# [WORK INSTRUCTIONS]
Read the data and repeat it in full, exactly.

# [INFORMATION GIVEN]

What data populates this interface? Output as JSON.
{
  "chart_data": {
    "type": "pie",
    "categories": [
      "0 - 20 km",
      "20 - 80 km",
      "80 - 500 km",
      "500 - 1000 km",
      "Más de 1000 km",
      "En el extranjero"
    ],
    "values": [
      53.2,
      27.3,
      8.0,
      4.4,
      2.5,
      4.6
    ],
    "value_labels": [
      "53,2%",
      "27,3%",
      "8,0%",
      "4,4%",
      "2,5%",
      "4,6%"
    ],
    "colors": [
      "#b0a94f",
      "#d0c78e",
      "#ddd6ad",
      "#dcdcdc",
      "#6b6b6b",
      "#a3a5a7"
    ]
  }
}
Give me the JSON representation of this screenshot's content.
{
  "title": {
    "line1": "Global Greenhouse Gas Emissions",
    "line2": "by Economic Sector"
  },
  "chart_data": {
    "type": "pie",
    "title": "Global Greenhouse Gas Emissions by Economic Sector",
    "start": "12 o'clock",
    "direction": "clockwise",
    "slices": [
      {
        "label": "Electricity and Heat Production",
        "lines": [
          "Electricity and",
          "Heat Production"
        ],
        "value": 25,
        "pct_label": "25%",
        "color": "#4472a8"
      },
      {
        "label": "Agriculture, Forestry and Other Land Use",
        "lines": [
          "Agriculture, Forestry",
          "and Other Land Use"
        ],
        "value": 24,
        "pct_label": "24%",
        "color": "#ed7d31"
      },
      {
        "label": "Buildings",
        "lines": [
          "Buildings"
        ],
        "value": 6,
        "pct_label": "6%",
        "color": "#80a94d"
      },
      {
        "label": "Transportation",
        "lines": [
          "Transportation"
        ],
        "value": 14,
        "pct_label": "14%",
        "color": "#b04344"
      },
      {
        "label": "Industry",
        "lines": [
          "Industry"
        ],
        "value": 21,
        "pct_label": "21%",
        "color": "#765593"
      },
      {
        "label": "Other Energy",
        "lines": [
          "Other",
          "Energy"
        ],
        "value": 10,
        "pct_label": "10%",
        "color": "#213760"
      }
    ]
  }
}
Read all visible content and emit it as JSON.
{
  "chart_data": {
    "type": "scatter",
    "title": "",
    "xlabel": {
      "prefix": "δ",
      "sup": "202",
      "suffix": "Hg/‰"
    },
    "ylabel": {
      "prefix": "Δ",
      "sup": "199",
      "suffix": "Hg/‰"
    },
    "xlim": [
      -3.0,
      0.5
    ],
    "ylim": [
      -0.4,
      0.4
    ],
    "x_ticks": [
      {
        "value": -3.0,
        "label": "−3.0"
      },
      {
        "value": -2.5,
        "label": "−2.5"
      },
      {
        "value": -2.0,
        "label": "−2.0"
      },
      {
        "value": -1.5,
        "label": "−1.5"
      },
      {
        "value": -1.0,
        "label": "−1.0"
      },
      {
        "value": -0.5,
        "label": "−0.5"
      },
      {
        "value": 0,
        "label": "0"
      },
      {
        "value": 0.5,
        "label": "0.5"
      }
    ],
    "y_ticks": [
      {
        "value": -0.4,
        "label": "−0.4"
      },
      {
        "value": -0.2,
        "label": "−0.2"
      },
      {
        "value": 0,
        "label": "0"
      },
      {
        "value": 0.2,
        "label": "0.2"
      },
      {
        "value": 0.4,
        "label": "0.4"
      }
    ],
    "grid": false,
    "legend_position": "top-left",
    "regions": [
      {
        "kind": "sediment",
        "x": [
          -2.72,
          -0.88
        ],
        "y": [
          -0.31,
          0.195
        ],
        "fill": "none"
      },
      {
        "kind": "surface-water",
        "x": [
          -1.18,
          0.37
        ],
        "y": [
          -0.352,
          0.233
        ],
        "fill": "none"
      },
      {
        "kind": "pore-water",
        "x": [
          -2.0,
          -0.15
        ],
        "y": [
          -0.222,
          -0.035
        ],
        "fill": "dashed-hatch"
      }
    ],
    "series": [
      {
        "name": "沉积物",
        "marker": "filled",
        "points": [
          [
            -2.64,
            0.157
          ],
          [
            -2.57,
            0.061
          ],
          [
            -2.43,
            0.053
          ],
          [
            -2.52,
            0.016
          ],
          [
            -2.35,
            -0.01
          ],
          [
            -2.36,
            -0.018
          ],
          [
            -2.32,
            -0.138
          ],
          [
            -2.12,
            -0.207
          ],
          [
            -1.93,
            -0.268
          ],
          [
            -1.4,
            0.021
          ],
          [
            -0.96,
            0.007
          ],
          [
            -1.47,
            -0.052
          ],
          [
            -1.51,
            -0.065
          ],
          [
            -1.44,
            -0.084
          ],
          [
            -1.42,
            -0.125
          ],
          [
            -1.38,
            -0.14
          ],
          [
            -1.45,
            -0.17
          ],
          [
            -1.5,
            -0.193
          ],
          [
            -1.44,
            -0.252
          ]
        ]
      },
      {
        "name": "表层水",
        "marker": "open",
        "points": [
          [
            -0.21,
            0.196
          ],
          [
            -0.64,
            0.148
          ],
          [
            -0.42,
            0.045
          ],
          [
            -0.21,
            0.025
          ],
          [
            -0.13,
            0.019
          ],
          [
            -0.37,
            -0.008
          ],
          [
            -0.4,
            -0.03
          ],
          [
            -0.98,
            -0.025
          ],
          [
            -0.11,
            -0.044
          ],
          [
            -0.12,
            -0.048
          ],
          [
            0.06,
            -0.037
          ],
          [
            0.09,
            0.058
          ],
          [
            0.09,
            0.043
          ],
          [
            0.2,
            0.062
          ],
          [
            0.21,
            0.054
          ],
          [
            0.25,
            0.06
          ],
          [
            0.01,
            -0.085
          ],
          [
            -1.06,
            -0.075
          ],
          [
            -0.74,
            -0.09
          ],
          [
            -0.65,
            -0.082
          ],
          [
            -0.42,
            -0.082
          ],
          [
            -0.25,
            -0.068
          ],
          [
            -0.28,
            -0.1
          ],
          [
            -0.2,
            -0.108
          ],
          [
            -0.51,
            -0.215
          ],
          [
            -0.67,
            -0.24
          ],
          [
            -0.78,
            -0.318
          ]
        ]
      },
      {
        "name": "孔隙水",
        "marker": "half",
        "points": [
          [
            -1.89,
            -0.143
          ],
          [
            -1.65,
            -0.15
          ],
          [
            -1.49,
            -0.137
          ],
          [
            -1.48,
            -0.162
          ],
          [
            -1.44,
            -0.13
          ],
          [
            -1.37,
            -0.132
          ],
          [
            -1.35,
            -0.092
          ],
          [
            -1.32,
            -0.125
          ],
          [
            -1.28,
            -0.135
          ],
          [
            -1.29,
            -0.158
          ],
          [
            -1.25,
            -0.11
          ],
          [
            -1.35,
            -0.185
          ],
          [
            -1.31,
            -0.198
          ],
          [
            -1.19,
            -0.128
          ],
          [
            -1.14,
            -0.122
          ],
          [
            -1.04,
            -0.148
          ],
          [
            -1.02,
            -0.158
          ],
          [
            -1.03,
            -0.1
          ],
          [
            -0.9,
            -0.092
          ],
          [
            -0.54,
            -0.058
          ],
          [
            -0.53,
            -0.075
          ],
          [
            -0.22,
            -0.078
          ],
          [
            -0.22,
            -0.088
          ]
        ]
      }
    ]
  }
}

# [TASK ANSWER]
What data populates this interface? Output as JSON.
{
  "chart_data": {
    "type": "pie",
    "categories": [
      "0 - 20 km",
      "20 - 80 km",
      "80 - 500 km",
      "500 - 1000 km",
      "Más de 1000 km",
      "En el extranjero"
    ],
    "values": [
      53.2,
      27.3,
      8.0,
      4.4,
      2.5,
      4.6
    ],
    "value_labels": [
      "53,2%",
      "27,3%",
      "8,0%",
      "4,4%",
      "2,5%",
      "4,6%"
    ],
    "colors": [
      "#b0a94f",
      "#d0c78e",
      "#ddd6ad",
      "#dcdcdc",
      "#6b6b6b",
      "#a3a5a7"
    ]
  }
}
Give me the JSON representation of this screenshot's content.
{
  "title": {
    "line1": "Global Greenhouse Gas Emissions",
    "line2": "by Economic Sector"
  },
  "chart_data": {
    "type": "pie",
    "title": "Global Greenhouse Gas Emissions by Economic Sector",
    "start": "12 o'clock",
    "direction": "clockwise",
    "slices": [
      {
        "label": "Electricity and Heat Production",
        "lines": [
          "Electricity and",
          "Heat Production"
        ],
        "value": 25,
        "pct_label": "25%",
        "color": "#4472a8"
      },
      {
        "label": "Agriculture, Forestry and Other Land Use",
        "lines": [
          "Agriculture, Forestry",
          "and Other Land Use"
        ],
        "value": 24,
        "pct_label": "24%",
        "color": "#ed7d31"
      },
      {
        "label": "Buildings",
        "lines": [
          "Buildings"
        ],
        "value": 6,
        "pct_label": "6%",
        "color": "#80a94d"
      },
      {
        "label": "Transportation",
        "lines": [
          "Transportation"
        ],
        "value": 14,
        "pct_label": "14%",
        "color": "#b04344"
      },
      {
        "label": "Industry",
        "lines": [
          "Industry"
        ],
        "value": 21,
        "pct_label": "21%",
        "color": "#765593"
      },
      {
        "label": "Other Energy",
        "lines": [
          "Other",
          "Energy"
        ],
        "value": 10,
        "pct_label": "10%",
        "color": "#213760"
      }
    ]
  }
}
Read all visible content and emit it as JSON.
{
  "chart_data": {
    "type": "scatter",
    "title": "",
    "xlabel": {
      "prefix": "δ",
      "sup": "202",
      "suffix": "Hg/‰"
    },
    "ylabel": {
      "prefix": "Δ",
      "sup": "199",
      "suffix": "Hg/‰"
    },
    "xlim": [
      -3.0,
      0.5
    ],
    "ylim": [
      -0.4,
      0.4
    ],
    "x_ticks": [
      {
        "value": -3.0,
        "label": "−3.0"
      },
      {
        "value": -2.5,
        "label": "−2.5"
      },
      {
        "value": -2.0,
        "label": "−2.0"
      },
      {
        "value": -1.5,
        "label": "−1.5"
      },
      {
        "value": -1.0,
        "label": "−1.0"
      },
      {
        "value": -0.5,
        "label": "−0.5"
      },
      {
        "value": 0,
        "label": "0"
      },
      {
        "value": 0.5,
        "label": "0.5"
      }
    ],
    "y_ticks": [
      {
        "value": -0.4,
        "label": "−0.4"
      },
      {
        "value": -0.2,
        "label": "−0.2"
      },
      {
        "value": 0,
        "label": "0"
      },
      {
        "value": 0.2,
        "label": "0.2"
      },
      {
        "value": 0.4,
        "label": "0.4"
      }
    ],
    "grid": false,
    "legend_position": "top-left",
    "regions": [
      {
        "kind": "sediment",
        "x": [
          -2.72,
          -0.88
        ],
        "y": [
          -0.31,
          0.195
        ],
        "fill": "none"
      },
      {
        "kind": "surface-water",
        "x": [
          -1.18,
          0.37
        ],
        "y": [
          -0.352,
          0.233
        ],
        "fill": "none"
      },
      {
        "kind": "pore-water",
        "x": [
          -2.0,
          -0.15
        ],
        "y": [
          -0.222,
          -0.035
        ],
        "fill": "dashed-hatch"
      }
    ],
    "series": [
      {
        "name": "沉积物",
        "marker": "filled",
        "points": [
          [
            -2.64,
            0.157
          ],
          [
            -2.57,
            0.061
          ],
          [
            -2.43,
            0.053
          ],
          [
            -2.52,
            0.016
          ],
          [
            -2.35,
            -0.01
          ],
          [
            -2.36,
            -0.018
          ],
          [
            -2.32,
            -0.138
          ],
          [
            -2.12,
            -0.207
          ],
          [
            -1.93,
            -0.268
          ],
          [
            -1.4,
            0.021
          ],
          [
            -0.96,
            0.007
          ],
          [
            -1.47,
            -0.052
          ],
          [
            -1.51,
            -0.065
          ],
          [
            -1.44,
            -0.084
          ],
          [
            -1.42,
            -0.125
          ],
          [
            -1.38,
            -0.14
          ],
          [
            -1.45,
            -0.17
          ],
          [
            -1.5,
            -0.193
          ],
          [
            -1.44,
            -0.252
          ]
        ]
      },
      {
        "name": "表层水",
        "marker": "open",
        "points": [
          [
            -0.21,
            0.196
          ],
          [
            -0.64,
            0.148
          ],
          [
            -0.42,
            0.045
          ],
          [
            -0.21,
            0.025
          ],
          [
            -0.13,
            0.019
          ],
          [
            -0.37,
            -0.008
          ],
          [
            -0.4,
            -0.03
          ],
          [
            -0.98,
            -0.025
          ],
          [
            -0.11,
            -0.044
          ],
          [
            -0.12,
            -0.048
          ],
          [
            0.06,
            -0.037
          ],
          [
            0.09,
            0.058
          ],
          [
            0.09,
            0.043
          ],
          [
            0.2,
            0.062
          ],
          [
            0.21,
            0.054
          ],
          [
            0.25,
            0.06
          ],
          [
            0.01,
            -0.085
          ],
          [
            -1.06,
            -0.075
          ],
          [
            -0.74,
            -0.09
          ],
          [
            -0.65,
            -0.082
          ],
          [
            -0.42,
            -0.082
          ],
          [
            -0.25,
            -0.068
          ],
          [
            -0.28,
            -0.1
          ],
          [
            -0.2,
            -0.108
          ],
          [
            -0.51,
            -0.215
          ],
          [
            -0.67,
            -0.24
          ],
          [
            -0.78,
            -0.318
          ]
        ]
      },
      {
        "name": "孔隙水",
        "marker": "half",
        "points": [
          [
            -1.89,
            -0.143
          ],
          [
            -1.65,
            -0.15
          ],
          [
            -1.49,
            -0.137
          ],
          [
            -1.48,
            -0.162
          ],
          [
            -1.44,
            -0.13
          ],
          [
            -1.37,
            -0.132
          ],
          [
            -1.35,
            -0.092
          ],
          [
            -1.32,
            -0.125
          ],
          [
            -1.28,
            -0.135
          ],
          [
            -1.29,
            -0.158
          ],
          [
            -1.25,
            -0.11
          ],
          [
            -1.35,
            -0.185
          ],
          [
            -1.31,
            -0.198
          ],
          [
            -1.19,
            -0.128
          ],
          [
            -1.14,
            -0.122
          ],
          [
            -1.04,
            -0.148
          ],
          [
            -1.02,
            -0.158
          ],
          [
            -1.03,
            -0.1
          ],
          [
            -0.9,
            -0.092
          ],
          [
            -0.54,
            -0.058
          ],
          [
            -0.53,
            -0.075
          ],
          [
            -0.22,
            -0.078
          ],
          [
            -0.22,
            -0.088
          ]
        ]
      }
    ]
  }
}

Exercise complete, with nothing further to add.